(Stored data)
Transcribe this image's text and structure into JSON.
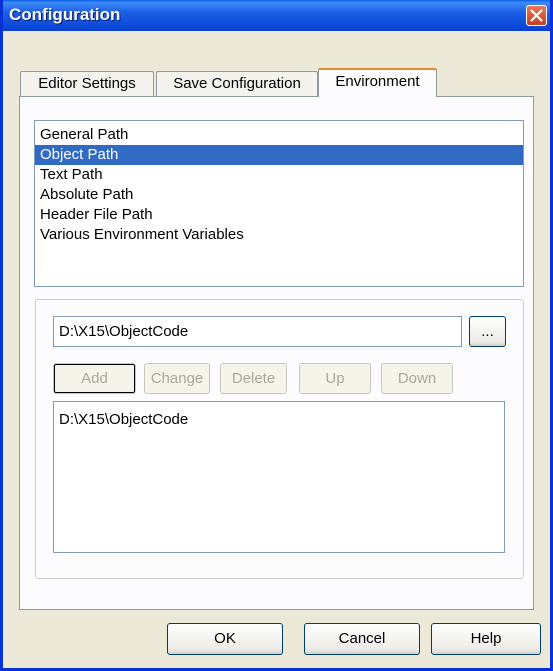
{
  "window": {
    "title": "Configuration"
  },
  "tabs": [
    {
      "label": "Editor Settings"
    },
    {
      "label": "Save Configuration"
    },
    {
      "label": "Environment"
    }
  ],
  "environment": {
    "categories": [
      "General Path",
      "Object Path",
      "Text Path",
      "Absolute Path",
      "Header File Path",
      "Various Environment Variables"
    ],
    "selected_index": 1,
    "path_value": "D:\\X15\\ObjectCode",
    "browse_label": "...",
    "buttons": {
      "add": "Add",
      "change": "Change",
      "delete": "Delete",
      "up": "Up",
      "down": "Down"
    },
    "paths": [
      "D:\\X15\\ObjectCode"
    ]
  },
  "footer": {
    "ok": "OK",
    "cancel": "Cancel",
    "help": "Help"
  },
  "colors": {
    "selection": "#316ac5",
    "titlebar": "#0a4ad8",
    "close": "#c83e1e"
  }
}
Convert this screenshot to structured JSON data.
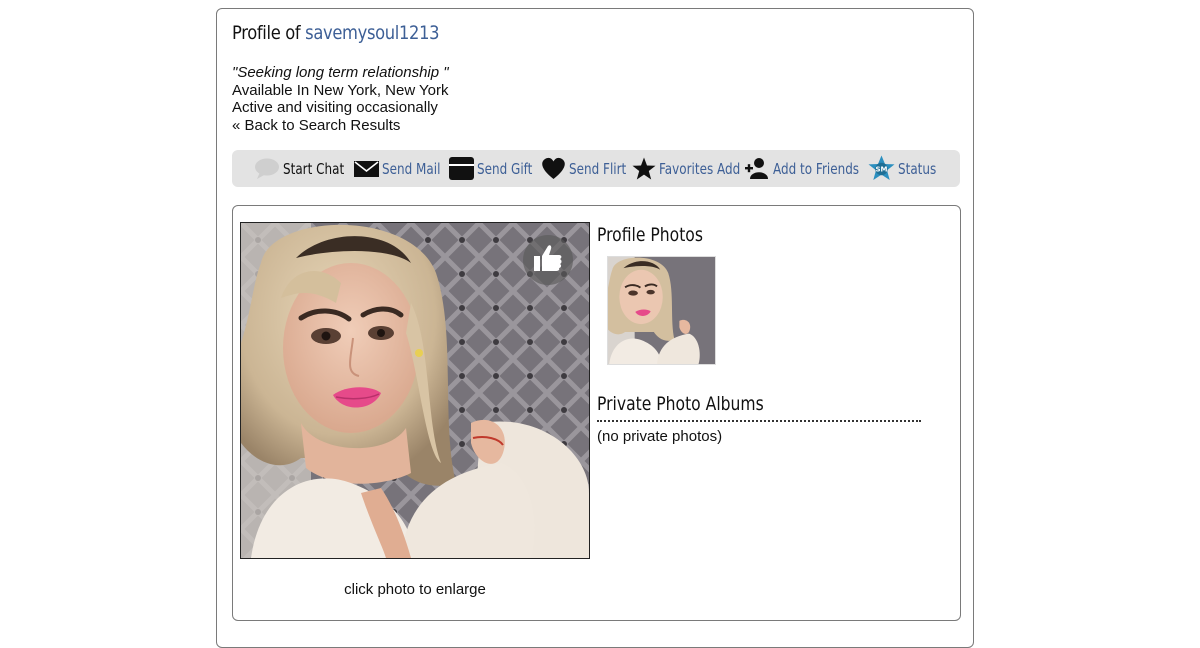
{
  "profile": {
    "title_prefix": "Profile of",
    "username": "savemysoul1213",
    "tagline": "\"Seeking long term relationship \"",
    "location": "Available In New York, New York",
    "activity": "Active and visiting occasionally",
    "back_link": "« Back to Search Results"
  },
  "actions": [
    {
      "label": "Start Chat",
      "icon": "chat-bubble-icon"
    },
    {
      "label": "Send Mail",
      "icon": "envelope-icon"
    },
    {
      "label": "Send Gift",
      "icon": "gift-box-icon"
    },
    {
      "label": "Send Flirt",
      "icon": "heart-icon"
    },
    {
      "label": "Favorites Add",
      "icon": "star-icon"
    },
    {
      "label": "Add to Friends",
      "icon": "add-friend-icon"
    },
    {
      "label": "Status",
      "icon": "sm-star-badge-icon",
      "badge_text": "SM"
    }
  ],
  "photo": {
    "caption": "click photo to enlarge",
    "like_icon": "thumbs-up-icon"
  },
  "sections": {
    "profile_photos": "Profile Photos",
    "private_albums": "Private Photo Albums",
    "no_private": "(no private photos)"
  },
  "colors": {
    "link": "#3d5f96",
    "actionbar_bg": "#e3e3e3",
    "status_badge": "#2b8fbf",
    "lips": "#e64a8a"
  }
}
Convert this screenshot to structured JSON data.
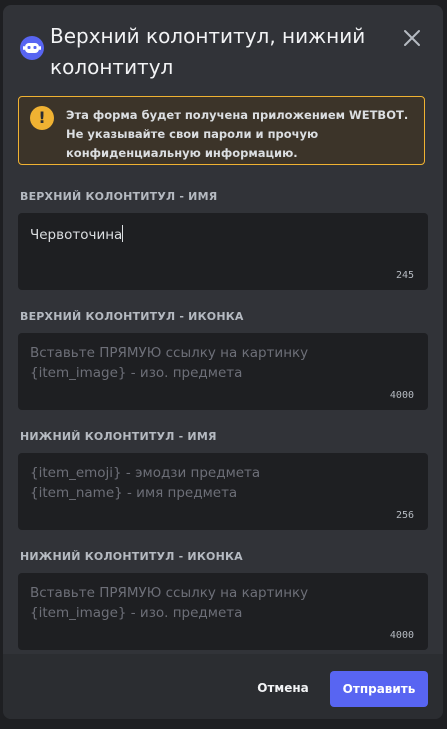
{
  "modal": {
    "title": "Верхний колонтитул, нижний колонтитул",
    "notice": {
      "text_before": "Эта форма будет получена приложением ",
      "app_name": "WETBOT",
      "text_after": ". Не указывайте свои пароли и прочую конфиденциальную информацию."
    },
    "fields": [
      {
        "label": "ВЕРХНИЙ КОЛОНТИТУЛ - ИМЯ",
        "value": "Червоточина",
        "placeholder": "",
        "counter": "245"
      },
      {
        "label": "ВЕРХНИЙ КОЛОНТИТУЛ - ИКОНКА",
        "value": "",
        "placeholder_line1": "Вставьте ПРЯМУЮ ссылку на картинку",
        "placeholder_line2": "{item_image} - изо. предмета",
        "counter": "4000"
      },
      {
        "label": "НИЖНИЙ КОЛОНТИТУЛ - ИМЯ",
        "value": "",
        "placeholder_line1": "{item_emoji} - эмодзи предмета",
        "placeholder_line2": "{item_name} - имя предмета",
        "counter": "256"
      },
      {
        "label": "НИЖНИЙ КОЛОНТИТУЛ - ИКОНКА",
        "value": "",
        "placeholder_line1": "Вставьте ПРЯМУЮ ссылку на картинку",
        "placeholder_line2": "{item_image} - изо. предмета",
        "counter": "4000"
      }
    ],
    "footer": {
      "cancel_label": "Отмена",
      "submit_label": "Отправить"
    }
  },
  "icons": {
    "avatar": "bot-avatar-icon",
    "close": "close-icon",
    "warning": "warning-icon"
  },
  "colors": {
    "accent": "#5865f2",
    "warning": "#f0b232",
    "background": "#313338",
    "input": "#1e1f22"
  }
}
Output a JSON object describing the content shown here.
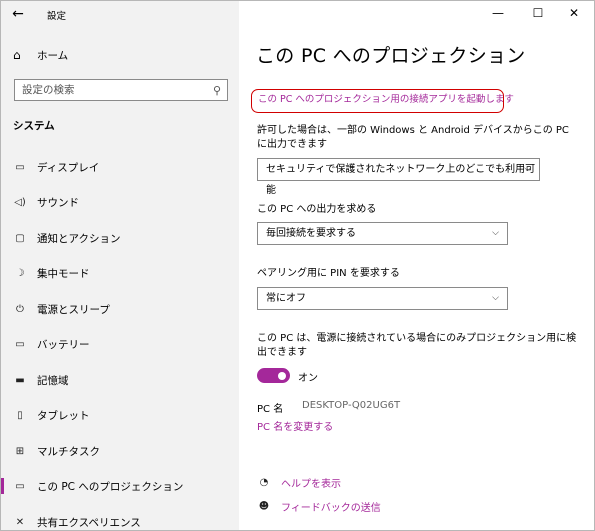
{
  "window": {
    "title": "設定",
    "back_icon": "←",
    "minimize": "—",
    "maximize": "☐",
    "close": "✕"
  },
  "sidebar": {
    "home_label": "ホーム",
    "search_placeholder": "設定の検索",
    "section_label": "システム",
    "items": [
      {
        "label": "ディスプレイ",
        "icon": "display-icon"
      },
      {
        "label": "サウンド",
        "icon": "sound-icon"
      },
      {
        "label": "通知とアクション",
        "icon": "notifications-icon"
      },
      {
        "label": "集中モード",
        "icon": "focus-assist-icon"
      },
      {
        "label": "電源とスリープ",
        "icon": "power-icon"
      },
      {
        "label": "バッテリー",
        "icon": "battery-icon"
      },
      {
        "label": "記憶域",
        "icon": "storage-icon"
      },
      {
        "label": "タブレット",
        "icon": "tablet-icon"
      },
      {
        "label": "マルチタスク",
        "icon": "multitasking-icon"
      },
      {
        "label": "この PC へのプロジェクション",
        "icon": "projection-icon",
        "active": true
      },
      {
        "label": "共有エクスペリエンス",
        "icon": "shared-experiences-icon"
      }
    ]
  },
  "main": {
    "title": "この PC へのプロジェクション",
    "launch_link": "この PC へのプロジェクション用の接続アプリを起動します",
    "allow_label": "許可した場合は、一部の Windows と Android デバイスからこの PC に出力できます",
    "allow_select": "セキュリティで保護されたネットワーク上のどこでも利用可能",
    "ask_label": "この PC への出力を求める",
    "ask_select": "毎回接続を要求する",
    "pin_label": "ペアリング用に PIN を要求する",
    "pin_select": "常にオフ",
    "power_label": "この PC は、電源に接続されている場合にのみプロジェクション用に検出できます",
    "toggle_state": "オン",
    "pc_name_key": "PC 名",
    "pc_name_value": "DESKTOP-Q02UG6T",
    "rename_link": "PC 名を変更する",
    "help_link": "ヘルプを表示",
    "feedback_link": "フィードバックの送信"
  },
  "colors": {
    "accent": "#a4289a",
    "highlight_border": "#d10000",
    "sidebar_bg": "#f2f2f2"
  }
}
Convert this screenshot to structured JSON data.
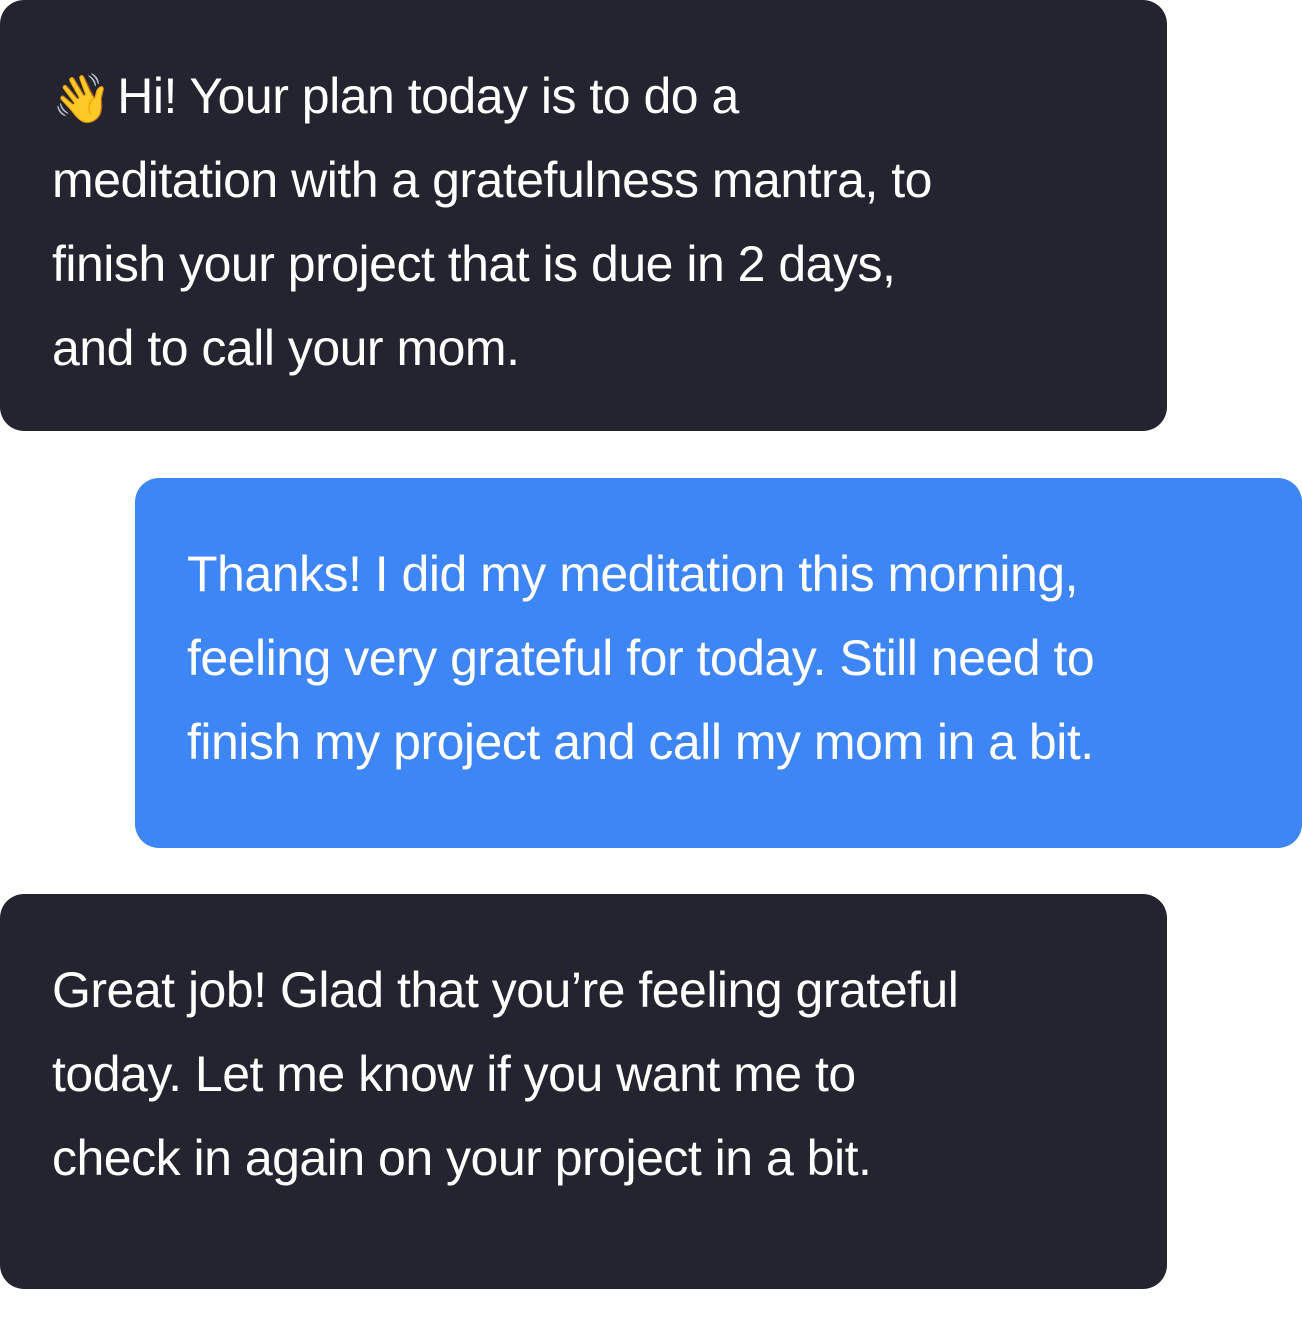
{
  "messages": [
    {
      "sender": "bot",
      "emoji": "👋",
      "text": "Hi! Your plan today is to do a\nmeditation with a gratefulness mantra, to\nfinish your project that is due in 2 days,\nand to call your mom."
    },
    {
      "sender": "user",
      "text": "Thanks! I did my meditation this morning,\nfeeling very grateful for today. Still need to\nfinish my project and call my mom in a bit."
    },
    {
      "sender": "bot",
      "text": "Great job! Glad that you’re feeling grateful\ntoday. Let me know if you want me to\ncheck in again on your project in a bit."
    }
  ],
  "colors": {
    "bot_bubble": "#23242f",
    "user_bubble": "#3e86f5",
    "text": "#ffffff",
    "background": "#ffffff"
  }
}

• Challenge
Output the data exactly. Pictures don't belong in the result.

• Response to this exercise
Transcribe this image's text and structure into JSON.
{
  "window": {
    "title": "Configuration"
  },
  "tabs": [
    {
      "label": "Editor Settings"
    },
    {
      "label": "Save Configuration"
    },
    {
      "label": "Environment"
    }
  ],
  "environment": {
    "categories": [
      "General Path",
      "Object Path",
      "Text Path",
      "Absolute Path",
      "Header File Path",
      "Various Environment Variables"
    ],
    "selected_index": 1,
    "path_value": "D:\\X15\\ObjectCode",
    "browse_label": "...",
    "buttons": {
      "add": "Add",
      "change": "Change",
      "delete": "Delete",
      "up": "Up",
      "down": "Down"
    },
    "paths": [
      "D:\\X15\\ObjectCode"
    ]
  },
  "footer": {
    "ok": "OK",
    "cancel": "Cancel",
    "help": "Help"
  },
  "colors": {
    "selection": "#316ac5",
    "titlebar": "#0a4ad8",
    "close": "#c83e1e"
  }
}
Convert this screenshot to structured JSON data.
{
  "profile": {
    "title_prefix": "Profile of",
    "username": "savemysoul1213",
    "tagline": "\"Seeking long term relationship \"",
    "location": "Available In New York, New York",
    "activity": "Active and visiting occasionally",
    "back_link": "« Back to Search Results"
  },
  "actions": [
    {
      "label": "Start Chat",
      "icon": "chat-bubble-icon"
    },
    {
      "label": "Send Mail",
      "icon": "envelope-icon"
    },
    {
      "label": "Send Gift",
      "icon": "gift-box-icon"
    },
    {
      "label": "Send Flirt",
      "icon": "heart-icon"
    },
    {
      "label": "Favorites Add",
      "icon": "star-icon"
    },
    {
      "label": "Add to Friends",
      "icon": "add-friend-icon"
    },
    {
      "label": "Status",
      "icon": "sm-star-badge-icon",
      "badge_text": "SM"
    }
  ],
  "photo": {
    "caption": "click photo to enlarge",
    "like_icon": "thumbs-up-icon"
  },
  "sections": {
    "profile_photos": "Profile Photos",
    "private_albums": "Private Photo Albums",
    "no_private": "(no private photos)"
  },
  "colors": {
    "link": "#3d5f96",
    "actionbar_bg": "#e3e3e3",
    "status_badge": "#2b8fbf",
    "lips": "#e64a8a"
  }
}
Convert this screenshot to structured JSON data.
{
  "modal": {
    "title": "Верхний колонтитул, нижний колонтитул",
    "notice": {
      "text_before": "Эта форма будет получена приложением ",
      "app_name": "WETBOT",
      "text_after": ". Не указывайте свои пароли и прочую конфиденциальную информацию."
    },
    "fields": [
      {
        "label": "ВЕРХНИЙ КОЛОНТИТУЛ - ИМЯ",
        "value": "Червоточина",
        "placeholder": "",
        "counter": "245"
      },
      {
        "label": "ВЕРХНИЙ КОЛОНТИТУЛ - ИКОНКА",
        "value": "",
        "placeholder_line1": "Вставьте ПРЯМУЮ ссылку на картинку",
        "placeholder_line2": "{item_image} - изо. предмета",
        "counter": "4000"
      },
      {
        "label": "НИЖНИЙ КОЛОНТИТУЛ - ИМЯ",
        "value": "",
        "placeholder_line1": "{item_emoji} - эмодзи предмета",
        "placeholder_line2": "{item_name} - имя предмета",
        "counter": "256"
      },
      {
        "label": "НИЖНИЙ КОЛОНТИТУЛ - ИКОНКА",
        "value": "",
        "placeholder_line1": "Вставьте ПРЯМУЮ ссылку на картинку",
        "placeholder_line2": "{item_image} - изо. предмета",
        "counter": "4000"
      }
    ],
    "footer": {
      "cancel_label": "Отмена",
      "submit_label": "Отправить"
    }
  },
  "icons": {
    "avatar": "bot-avatar-icon",
    "close": "close-icon",
    "warning": "warning-icon"
  },
  "colors": {
    "accent": "#5865f2",
    "warning": "#f0b232",
    "background": "#313338",
    "input": "#1e1f22"
  }
}
Output a JSON object describing the content shown here.
{
  "window": {
    "title": "設定",
    "back_icon": "←",
    "minimize": "—",
    "maximize": "☐",
    "close": "✕"
  },
  "sidebar": {
    "home_label": "ホーム",
    "search_placeholder": "設定の検索",
    "section_label": "システム",
    "items": [
      {
        "label": "ディスプレイ",
        "icon": "display-icon"
      },
      {
        "label": "サウンド",
        "icon": "sound-icon"
      },
      {
        "label": "通知とアクション",
        "icon": "notifications-icon"
      },
      {
        "label": "集中モード",
        "icon": "focus-assist-icon"
      },
      {
        "label": "電源とスリープ",
        "icon": "power-icon"
      },
      {
        "label": "バッテリー",
        "icon": "battery-icon"
      },
      {
        "label": "記憶域",
        "icon": "storage-icon"
      },
      {
        "label": "タブレット",
        "icon": "tablet-icon"
      },
      {
        "label": "マルチタスク",
        "icon": "multitasking-icon"
      },
      {
        "label": "この PC へのプロジェクション",
        "icon": "projection-icon",
        "active": true
      },
      {
        "label": "共有エクスペリエンス",
        "icon": "shared-experiences-icon"
      }
    ]
  },
  "main": {
    "title": "この PC へのプロジェクション",
    "launch_link": "この PC へのプロジェクション用の接続アプリを起動します",
    "allow_label": "許可した場合は、一部の Windows と Android デバイスからこの PC に出力できます",
    "allow_select": "セキュリティで保護されたネットワーク上のどこでも利用可能",
    "ask_label": "この PC への出力を求める",
    "ask_select": "毎回接続を要求する",
    "pin_label": "ペアリング用に PIN を要求する",
    "pin_select": "常にオフ",
    "power_label": "この PC は、電源に接続されている場合にのみプロジェクション用に検出できます",
    "toggle_state": "オン",
    "pc_name_key": "PC 名",
    "pc_name_value": "DESKTOP-Q02UG6T",
    "rename_link": "PC 名を変更する",
    "help_link": "ヘルプを表示",
    "feedback_link": "フィードバックの送信"
  },
  "colors": {
    "accent": "#a4289a",
    "highlight_border": "#d10000",
    "sidebar_bg": "#f2f2f2"
  }
}
Convert this screenshot to structured JSON data.
{
  "messages": [
    {
      "sender": "bot",
      "emoji": "👋",
      "text": "Hi! Your plan today is to do a\nmeditation with a gratefulness mantra, to\nfinish your project that is due in 2 days,\nand to call your mom."
    },
    {
      "sender": "user",
      "text": "Thanks! I did my meditation this morning,\nfeeling very grateful for today. Still need to\nfinish my project and call my mom in a bit."
    },
    {
      "sender": "bot",
      "text": "Great job! Glad that you’re feeling grateful\ntoday. Let me know if you want me to\ncheck in again on your project in a bit."
    }
  ],
  "colors": {
    "bot_bubble": "#23242f",
    "user_bubble": "#3e86f5",
    "text": "#ffffff",
    "background": "#ffffff"
  }
}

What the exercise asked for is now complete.